## Your objective
Every line that contains the word "ABC中" should be copied out.

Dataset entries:
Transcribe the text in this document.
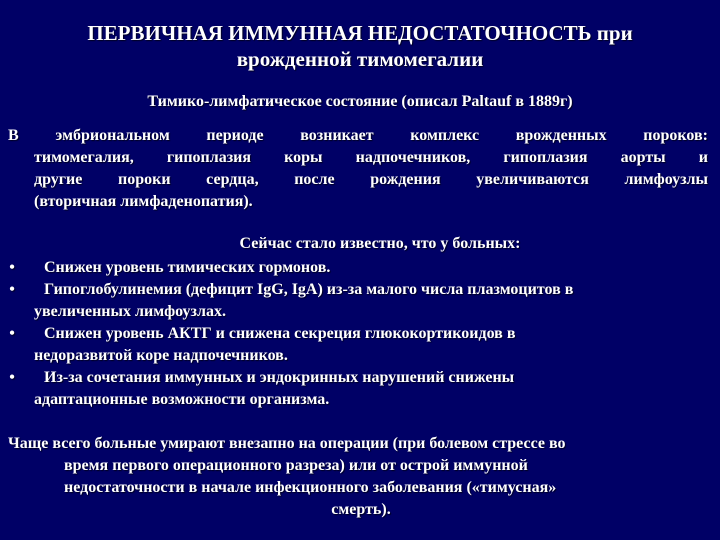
ПЕРВИЧНАЯ ИММУННАЯ НЕДОСТАТОЧНОСТЬ при
врожденной тимомегалии
Тимико-лимфатическое состояние (описал Paltauf в 1889г)
В эмбриональном периоде возникает комплекс врожденных пороков:
тимомегалия, гипоплазия коры надпочечников, гипоплазия аорты и
другие пороки сердца, после рождения увеличиваются лимфоузлы
(вторичная лимфаденопатия).
Сейчас стало известно, что у больных:
•	Снижен уровень тимических гормонов.
•	Гипоглобулинемия (дефицит IgG, IgA) из-за малого числа плазмоцитов в
увеличенных лимфоузлах.
•	Снижен уровень АКТГ и снижена секреция глюкокортикоидов в
недоразвитой коре надпочечников.
•	Из-за сочетания иммунных и эндокринных нарушений снижены
адаптационные возможности организма.
Чаще всего больные умирают внезапно на операции (при болевом стрессе во
время первого операционного разреза) или от острой иммунной
недостаточности в начале инфекционного заболевания («тимусная»
смерть).
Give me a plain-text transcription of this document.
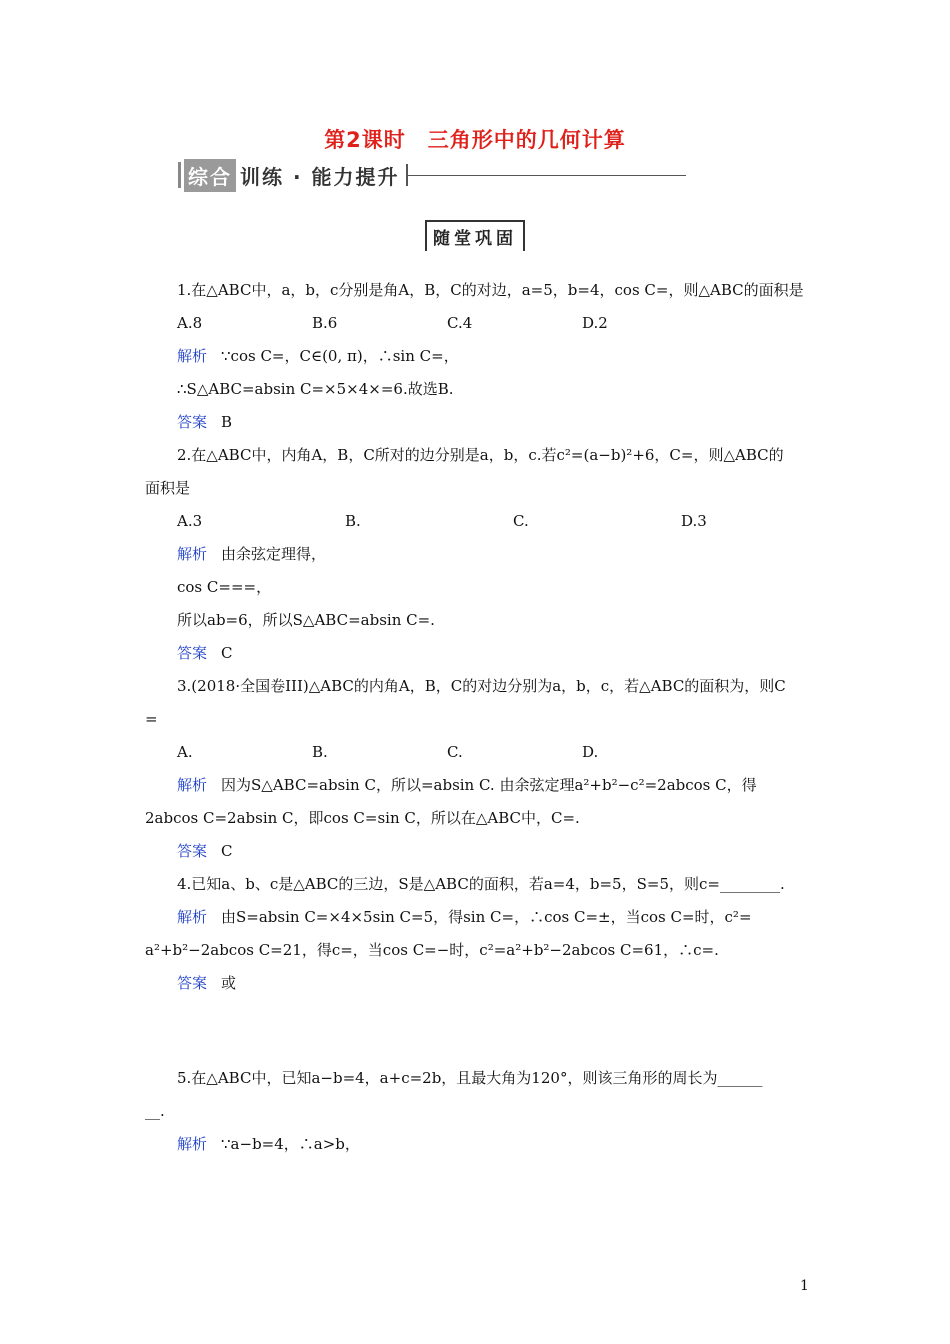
第2课时　三角形中的几何计算
综合 训练 · 能力提升
随堂巩固

1.在△ABC中，a，b，c分别是角A，B，C的对边，a=5，b=4，cos C=，则△ABC的面积是

A.8	B.6	C.4	D.2

解析 ∵cos C=，C∈(0, π)，∴sin C=，

∴S△ABC=absin C=×5×4×=6.故选B.

答案 B

2.在△ABC中，内角A，B，C所对的边分别是a，b，c.若c²=(a−b)²+6，C=，则△ABC的

面积是

A.3	B.	C.	D.3

解析 由余弦定理得，

cos C===，

所以ab=6，所以S△ABC=absin C=.

答案 C

3.(2018·全国卷III)△ABC的内角A，B，C的对边分别为a，b，c，若△ABC的面积为，则C

=

A.	B.	C.	D.

解析 因为S△ABC=absin C，所以=absin C. 由余弦定理a²+b²−c²=2abcos C，得

2abcos C=2absin C，即cos C=sin C，所以在△ABC中，C=.

答案 C

4.已知a、b、c是△ABC的三边，S是△ABC的面积，若a=4，b=5，S=5，则c=________.

解析 由S=absin C=×4×5sin C=5，得sin C=，∴cos C=±，当cos C=时，c²=

a²+b²−2abcos C=21，得c=，当cos C=−时，c²=a²+b²−2abcos C=61，∴c=.

答案 或

5.在△ABC中，已知a−b=4，a+c=2b，且最大角为120°，则该三角形的周长为______

__.

解析 ∵a−b=4，∴a>b，

1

## Answer to the task
1.在△ABC中，a，b，c分别是角A，B，C的对边，a=5，b=4，cos C=，则△ABC的面积是
2.在△ABC中，内角A，B，C所对的边分别是a，b，c.若c²=(a−b)²+6，C=，则△ABC的
2abcos C=2absin C，即cos C=sin C，所以在△ABC中，C=.
5.在△ABC中，已知a−b=4，a+c=2b，且最大角为120°，则该三角形的周长为______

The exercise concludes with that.